▶ **Given information**:
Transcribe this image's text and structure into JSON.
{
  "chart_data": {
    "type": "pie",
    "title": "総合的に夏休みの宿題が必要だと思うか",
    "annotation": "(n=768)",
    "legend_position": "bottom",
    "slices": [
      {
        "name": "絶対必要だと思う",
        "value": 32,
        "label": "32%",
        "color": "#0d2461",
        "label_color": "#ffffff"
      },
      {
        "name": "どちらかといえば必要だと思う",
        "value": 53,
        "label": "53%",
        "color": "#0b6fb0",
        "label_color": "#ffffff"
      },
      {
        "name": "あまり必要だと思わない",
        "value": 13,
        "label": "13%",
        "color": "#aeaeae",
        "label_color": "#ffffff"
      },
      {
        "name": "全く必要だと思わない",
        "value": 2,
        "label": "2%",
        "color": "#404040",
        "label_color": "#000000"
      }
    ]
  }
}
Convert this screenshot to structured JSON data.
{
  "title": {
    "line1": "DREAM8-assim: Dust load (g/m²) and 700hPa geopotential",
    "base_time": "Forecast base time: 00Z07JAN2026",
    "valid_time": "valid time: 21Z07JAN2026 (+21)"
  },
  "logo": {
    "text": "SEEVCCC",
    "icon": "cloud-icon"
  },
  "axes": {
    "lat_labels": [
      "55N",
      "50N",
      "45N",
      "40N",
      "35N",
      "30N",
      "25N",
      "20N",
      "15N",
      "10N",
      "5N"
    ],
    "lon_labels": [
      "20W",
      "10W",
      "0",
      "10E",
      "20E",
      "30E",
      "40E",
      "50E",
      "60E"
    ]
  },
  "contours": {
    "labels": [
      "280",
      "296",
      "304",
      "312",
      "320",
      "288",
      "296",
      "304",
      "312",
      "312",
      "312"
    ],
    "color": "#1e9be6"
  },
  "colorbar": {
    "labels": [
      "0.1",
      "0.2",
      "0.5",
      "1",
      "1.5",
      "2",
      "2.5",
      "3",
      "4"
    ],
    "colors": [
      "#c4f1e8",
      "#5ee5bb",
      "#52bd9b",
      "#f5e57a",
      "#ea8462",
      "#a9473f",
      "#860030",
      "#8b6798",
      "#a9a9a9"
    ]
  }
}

▶ **Given request**: Count the lines in the material above where the string "time" appears, then state only that count.

▶ **Finished exercise**: 2